> **Work to be completed**: Collect the lines of the entries where "value" shows up.

--- start Data excerpts ---

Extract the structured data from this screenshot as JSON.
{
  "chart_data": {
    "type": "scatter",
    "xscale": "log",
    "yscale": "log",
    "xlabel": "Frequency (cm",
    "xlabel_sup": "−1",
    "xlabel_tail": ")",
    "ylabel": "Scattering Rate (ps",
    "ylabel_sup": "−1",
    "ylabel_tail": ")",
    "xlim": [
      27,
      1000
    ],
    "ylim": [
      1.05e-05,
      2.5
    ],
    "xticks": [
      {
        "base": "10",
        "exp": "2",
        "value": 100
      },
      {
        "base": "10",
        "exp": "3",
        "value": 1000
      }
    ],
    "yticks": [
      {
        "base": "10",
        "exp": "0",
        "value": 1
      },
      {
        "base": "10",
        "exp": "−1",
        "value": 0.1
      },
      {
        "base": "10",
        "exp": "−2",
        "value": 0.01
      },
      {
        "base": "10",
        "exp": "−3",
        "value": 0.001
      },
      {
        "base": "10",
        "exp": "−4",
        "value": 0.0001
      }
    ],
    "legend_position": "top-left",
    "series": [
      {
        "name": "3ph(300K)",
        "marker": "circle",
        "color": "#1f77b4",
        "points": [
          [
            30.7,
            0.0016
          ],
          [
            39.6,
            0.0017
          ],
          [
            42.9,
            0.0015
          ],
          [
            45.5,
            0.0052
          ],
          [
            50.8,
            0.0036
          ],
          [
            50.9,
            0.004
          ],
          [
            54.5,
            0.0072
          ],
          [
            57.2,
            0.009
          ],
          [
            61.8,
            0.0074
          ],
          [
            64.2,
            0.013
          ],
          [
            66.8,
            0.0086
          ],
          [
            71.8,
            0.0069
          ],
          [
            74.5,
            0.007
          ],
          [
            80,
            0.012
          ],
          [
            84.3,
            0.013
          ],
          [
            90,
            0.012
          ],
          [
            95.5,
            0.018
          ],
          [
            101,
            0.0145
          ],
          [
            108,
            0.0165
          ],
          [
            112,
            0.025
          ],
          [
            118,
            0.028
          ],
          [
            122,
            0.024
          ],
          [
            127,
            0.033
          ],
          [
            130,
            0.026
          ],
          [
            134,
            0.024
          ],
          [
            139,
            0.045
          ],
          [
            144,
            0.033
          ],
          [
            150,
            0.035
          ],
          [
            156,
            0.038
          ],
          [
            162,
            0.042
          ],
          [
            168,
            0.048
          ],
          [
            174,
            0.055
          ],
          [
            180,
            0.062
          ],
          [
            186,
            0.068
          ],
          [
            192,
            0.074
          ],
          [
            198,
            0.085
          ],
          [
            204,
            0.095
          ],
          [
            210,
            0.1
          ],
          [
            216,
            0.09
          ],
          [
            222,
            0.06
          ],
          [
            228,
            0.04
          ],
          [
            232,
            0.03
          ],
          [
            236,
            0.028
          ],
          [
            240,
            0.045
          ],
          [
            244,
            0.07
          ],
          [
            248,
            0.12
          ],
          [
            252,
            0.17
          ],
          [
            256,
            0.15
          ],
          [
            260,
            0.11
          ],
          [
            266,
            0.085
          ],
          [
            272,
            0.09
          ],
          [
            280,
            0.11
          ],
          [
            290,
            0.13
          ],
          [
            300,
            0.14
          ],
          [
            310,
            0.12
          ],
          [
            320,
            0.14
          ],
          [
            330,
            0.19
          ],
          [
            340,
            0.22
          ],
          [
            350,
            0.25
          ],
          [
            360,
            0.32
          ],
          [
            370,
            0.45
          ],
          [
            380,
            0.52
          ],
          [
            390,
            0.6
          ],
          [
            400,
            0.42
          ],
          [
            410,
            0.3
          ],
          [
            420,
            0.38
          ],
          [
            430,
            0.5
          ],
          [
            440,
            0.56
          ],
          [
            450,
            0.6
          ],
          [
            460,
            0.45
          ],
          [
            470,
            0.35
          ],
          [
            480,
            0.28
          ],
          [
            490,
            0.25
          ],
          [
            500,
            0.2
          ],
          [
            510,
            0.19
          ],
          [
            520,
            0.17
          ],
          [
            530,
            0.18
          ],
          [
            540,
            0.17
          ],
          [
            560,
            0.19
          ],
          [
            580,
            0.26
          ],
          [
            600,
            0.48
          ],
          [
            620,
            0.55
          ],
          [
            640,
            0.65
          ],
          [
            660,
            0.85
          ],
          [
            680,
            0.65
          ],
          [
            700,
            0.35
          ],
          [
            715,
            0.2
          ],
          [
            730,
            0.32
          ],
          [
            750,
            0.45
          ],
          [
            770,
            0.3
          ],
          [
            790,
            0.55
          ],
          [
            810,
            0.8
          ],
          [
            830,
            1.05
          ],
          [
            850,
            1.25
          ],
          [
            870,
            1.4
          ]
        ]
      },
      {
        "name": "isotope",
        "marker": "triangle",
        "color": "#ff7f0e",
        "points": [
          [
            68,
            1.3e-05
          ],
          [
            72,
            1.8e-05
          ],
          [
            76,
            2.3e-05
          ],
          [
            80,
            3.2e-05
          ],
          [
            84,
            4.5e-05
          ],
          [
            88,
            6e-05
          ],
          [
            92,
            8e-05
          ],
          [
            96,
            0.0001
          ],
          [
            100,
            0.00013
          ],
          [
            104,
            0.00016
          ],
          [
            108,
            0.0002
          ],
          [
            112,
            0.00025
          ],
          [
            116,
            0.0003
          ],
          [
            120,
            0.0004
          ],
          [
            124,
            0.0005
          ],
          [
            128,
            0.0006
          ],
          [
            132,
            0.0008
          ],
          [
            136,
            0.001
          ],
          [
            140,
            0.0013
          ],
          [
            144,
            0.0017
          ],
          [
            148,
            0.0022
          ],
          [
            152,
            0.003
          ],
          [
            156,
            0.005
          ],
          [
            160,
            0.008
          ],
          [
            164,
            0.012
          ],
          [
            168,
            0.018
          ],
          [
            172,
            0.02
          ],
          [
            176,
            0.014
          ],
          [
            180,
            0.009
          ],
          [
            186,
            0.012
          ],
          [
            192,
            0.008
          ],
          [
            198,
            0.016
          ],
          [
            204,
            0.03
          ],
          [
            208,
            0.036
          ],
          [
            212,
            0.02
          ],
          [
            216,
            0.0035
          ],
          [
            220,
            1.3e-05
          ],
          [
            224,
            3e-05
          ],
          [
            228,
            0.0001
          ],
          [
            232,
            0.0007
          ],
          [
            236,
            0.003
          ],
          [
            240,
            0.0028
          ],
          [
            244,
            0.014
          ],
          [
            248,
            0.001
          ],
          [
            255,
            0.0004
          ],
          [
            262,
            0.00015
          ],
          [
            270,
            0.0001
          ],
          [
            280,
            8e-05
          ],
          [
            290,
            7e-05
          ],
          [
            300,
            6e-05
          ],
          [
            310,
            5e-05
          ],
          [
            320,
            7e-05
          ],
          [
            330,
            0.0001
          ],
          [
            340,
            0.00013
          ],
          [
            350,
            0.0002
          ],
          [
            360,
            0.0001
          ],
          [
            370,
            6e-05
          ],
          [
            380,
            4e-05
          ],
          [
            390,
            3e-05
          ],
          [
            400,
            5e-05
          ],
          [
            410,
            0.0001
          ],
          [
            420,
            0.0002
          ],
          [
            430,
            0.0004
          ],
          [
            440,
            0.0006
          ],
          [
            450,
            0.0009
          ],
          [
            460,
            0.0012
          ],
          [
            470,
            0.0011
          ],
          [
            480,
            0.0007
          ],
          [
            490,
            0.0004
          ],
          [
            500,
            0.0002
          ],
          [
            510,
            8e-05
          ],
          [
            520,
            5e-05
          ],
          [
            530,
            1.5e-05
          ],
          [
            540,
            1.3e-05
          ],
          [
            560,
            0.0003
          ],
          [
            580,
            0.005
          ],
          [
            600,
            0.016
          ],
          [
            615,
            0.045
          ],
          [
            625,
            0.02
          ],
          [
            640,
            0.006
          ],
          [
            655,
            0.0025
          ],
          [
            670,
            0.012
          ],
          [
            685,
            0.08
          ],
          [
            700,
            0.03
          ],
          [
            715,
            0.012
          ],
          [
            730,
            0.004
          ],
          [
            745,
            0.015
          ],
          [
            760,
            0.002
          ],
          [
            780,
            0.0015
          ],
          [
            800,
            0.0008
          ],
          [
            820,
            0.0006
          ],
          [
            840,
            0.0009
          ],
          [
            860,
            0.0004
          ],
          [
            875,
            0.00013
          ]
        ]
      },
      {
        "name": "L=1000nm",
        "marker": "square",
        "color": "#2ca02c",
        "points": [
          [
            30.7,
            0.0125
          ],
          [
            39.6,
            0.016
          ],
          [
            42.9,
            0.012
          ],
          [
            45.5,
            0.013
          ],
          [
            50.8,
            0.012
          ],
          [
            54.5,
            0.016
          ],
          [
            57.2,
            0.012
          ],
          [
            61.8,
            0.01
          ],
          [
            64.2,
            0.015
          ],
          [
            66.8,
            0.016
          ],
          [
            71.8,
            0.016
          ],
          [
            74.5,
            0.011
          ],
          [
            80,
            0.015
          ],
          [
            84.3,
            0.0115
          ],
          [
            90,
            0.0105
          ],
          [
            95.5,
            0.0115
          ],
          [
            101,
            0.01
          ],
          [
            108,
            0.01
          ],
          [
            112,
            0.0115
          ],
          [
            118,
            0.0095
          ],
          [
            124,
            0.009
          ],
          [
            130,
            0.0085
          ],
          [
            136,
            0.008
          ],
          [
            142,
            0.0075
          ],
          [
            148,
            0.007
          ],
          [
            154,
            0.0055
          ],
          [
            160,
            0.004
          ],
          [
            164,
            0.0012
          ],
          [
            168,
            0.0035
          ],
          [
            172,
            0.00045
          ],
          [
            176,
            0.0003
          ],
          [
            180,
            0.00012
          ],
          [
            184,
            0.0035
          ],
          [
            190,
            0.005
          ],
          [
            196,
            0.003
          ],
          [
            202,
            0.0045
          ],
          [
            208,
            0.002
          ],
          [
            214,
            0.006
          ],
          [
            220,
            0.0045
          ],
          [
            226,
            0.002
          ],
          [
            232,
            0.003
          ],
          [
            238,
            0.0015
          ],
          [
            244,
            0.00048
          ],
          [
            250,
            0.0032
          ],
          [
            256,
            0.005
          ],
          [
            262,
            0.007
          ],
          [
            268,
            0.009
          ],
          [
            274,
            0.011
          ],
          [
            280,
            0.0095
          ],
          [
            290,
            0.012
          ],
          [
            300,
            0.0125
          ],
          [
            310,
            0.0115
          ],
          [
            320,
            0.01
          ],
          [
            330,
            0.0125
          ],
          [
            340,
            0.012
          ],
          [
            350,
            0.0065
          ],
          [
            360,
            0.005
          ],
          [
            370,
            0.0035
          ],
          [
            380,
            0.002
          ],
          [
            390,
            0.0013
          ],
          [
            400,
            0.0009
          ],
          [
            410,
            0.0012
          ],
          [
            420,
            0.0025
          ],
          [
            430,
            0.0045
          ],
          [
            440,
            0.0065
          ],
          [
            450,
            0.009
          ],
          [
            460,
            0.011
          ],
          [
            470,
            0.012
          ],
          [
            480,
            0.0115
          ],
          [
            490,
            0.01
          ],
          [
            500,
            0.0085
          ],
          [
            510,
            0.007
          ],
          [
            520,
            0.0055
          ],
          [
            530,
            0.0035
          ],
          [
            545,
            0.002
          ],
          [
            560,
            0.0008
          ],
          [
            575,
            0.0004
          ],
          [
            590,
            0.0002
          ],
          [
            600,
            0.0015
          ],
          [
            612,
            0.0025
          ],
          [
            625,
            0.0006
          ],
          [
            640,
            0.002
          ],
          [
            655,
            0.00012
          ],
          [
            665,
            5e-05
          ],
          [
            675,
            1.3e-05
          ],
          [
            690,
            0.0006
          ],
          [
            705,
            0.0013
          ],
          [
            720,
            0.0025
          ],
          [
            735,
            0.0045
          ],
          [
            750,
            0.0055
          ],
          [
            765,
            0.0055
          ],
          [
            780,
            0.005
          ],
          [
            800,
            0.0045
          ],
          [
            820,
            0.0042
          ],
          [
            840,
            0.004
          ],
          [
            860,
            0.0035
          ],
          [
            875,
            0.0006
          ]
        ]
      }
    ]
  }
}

--- end Data excerpts ---

> **Correct response**:
        "value": 100
        "value": 1000
        "value": 1
        "value": 0.1
        "value": 0.01
        "value": 0.001
        "value": 0.0001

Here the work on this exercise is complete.